[BEGIN Data section]

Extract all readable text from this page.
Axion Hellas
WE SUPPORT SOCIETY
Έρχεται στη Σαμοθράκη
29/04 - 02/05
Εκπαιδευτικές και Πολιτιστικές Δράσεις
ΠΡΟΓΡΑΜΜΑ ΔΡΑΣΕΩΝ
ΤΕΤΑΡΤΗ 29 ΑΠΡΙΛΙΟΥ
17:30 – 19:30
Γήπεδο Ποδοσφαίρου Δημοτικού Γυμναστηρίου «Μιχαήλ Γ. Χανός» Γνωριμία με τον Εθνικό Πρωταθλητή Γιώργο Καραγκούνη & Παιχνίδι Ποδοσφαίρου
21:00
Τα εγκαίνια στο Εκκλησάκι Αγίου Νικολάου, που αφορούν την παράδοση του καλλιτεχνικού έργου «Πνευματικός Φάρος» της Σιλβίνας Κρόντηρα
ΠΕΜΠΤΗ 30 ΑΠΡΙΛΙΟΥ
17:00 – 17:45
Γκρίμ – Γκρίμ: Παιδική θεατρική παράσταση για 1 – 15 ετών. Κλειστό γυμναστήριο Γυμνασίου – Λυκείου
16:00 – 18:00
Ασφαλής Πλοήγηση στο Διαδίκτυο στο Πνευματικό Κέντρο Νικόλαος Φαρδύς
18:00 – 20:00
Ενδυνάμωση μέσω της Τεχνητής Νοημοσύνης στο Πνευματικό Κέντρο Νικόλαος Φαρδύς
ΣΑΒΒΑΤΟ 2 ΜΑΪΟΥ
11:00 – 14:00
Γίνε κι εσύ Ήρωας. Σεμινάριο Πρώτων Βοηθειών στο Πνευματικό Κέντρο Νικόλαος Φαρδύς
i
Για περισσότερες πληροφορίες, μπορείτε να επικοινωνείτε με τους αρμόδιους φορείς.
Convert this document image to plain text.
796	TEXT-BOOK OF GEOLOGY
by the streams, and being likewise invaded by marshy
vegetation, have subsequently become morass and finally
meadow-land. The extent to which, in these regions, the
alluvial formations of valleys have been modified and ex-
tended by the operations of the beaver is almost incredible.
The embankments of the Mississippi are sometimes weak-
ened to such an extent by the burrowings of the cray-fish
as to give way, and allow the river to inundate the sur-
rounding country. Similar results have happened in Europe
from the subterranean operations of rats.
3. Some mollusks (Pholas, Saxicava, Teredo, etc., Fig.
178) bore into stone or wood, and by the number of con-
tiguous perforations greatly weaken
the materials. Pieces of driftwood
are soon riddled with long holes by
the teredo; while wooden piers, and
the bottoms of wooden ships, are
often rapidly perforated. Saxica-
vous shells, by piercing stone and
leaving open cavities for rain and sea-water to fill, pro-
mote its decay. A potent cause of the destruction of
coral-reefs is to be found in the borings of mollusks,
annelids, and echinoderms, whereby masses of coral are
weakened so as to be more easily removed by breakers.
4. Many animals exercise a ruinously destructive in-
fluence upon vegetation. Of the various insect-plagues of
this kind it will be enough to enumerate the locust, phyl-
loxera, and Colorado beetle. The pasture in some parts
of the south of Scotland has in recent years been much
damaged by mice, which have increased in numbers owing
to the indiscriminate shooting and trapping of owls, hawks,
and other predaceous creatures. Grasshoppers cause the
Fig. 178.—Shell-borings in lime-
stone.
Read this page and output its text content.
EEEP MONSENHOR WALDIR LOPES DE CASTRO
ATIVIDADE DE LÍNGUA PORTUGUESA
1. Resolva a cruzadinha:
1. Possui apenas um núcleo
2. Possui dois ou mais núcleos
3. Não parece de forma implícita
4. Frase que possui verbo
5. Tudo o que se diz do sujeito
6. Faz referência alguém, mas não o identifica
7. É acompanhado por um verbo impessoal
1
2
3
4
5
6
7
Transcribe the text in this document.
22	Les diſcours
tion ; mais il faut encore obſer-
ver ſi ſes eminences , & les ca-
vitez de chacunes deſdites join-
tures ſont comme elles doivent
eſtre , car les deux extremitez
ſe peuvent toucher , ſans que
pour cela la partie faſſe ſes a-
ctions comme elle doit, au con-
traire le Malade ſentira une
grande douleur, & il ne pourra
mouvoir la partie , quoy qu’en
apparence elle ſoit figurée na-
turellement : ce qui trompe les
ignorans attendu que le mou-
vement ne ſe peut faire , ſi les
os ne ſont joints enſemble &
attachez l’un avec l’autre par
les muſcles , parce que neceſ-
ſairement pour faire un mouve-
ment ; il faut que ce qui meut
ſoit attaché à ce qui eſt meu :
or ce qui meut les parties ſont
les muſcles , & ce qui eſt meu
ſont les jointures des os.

[END Data section]

▶ **Task directions**: Your task is to list each line of the records with the word "Νικόλαος".

▶ **Final result**:
Ασφαλής Πλοήγηση στο Διαδίκτυο στο Πνευματικό Κέντρο Νικόλαος Φαρδύς
Ενδυνάμωση μέσω της Τεχνητής Νοημοσύνης στο Πνευματικό Κέντρο Νικόλαος Φαρδύς
Γίνε κι εσύ Ήρωας. Σεμινάριο Πρώτων Βοηθειών στο Πνευματικό Κέντρο Νικόλαος Φαρδύς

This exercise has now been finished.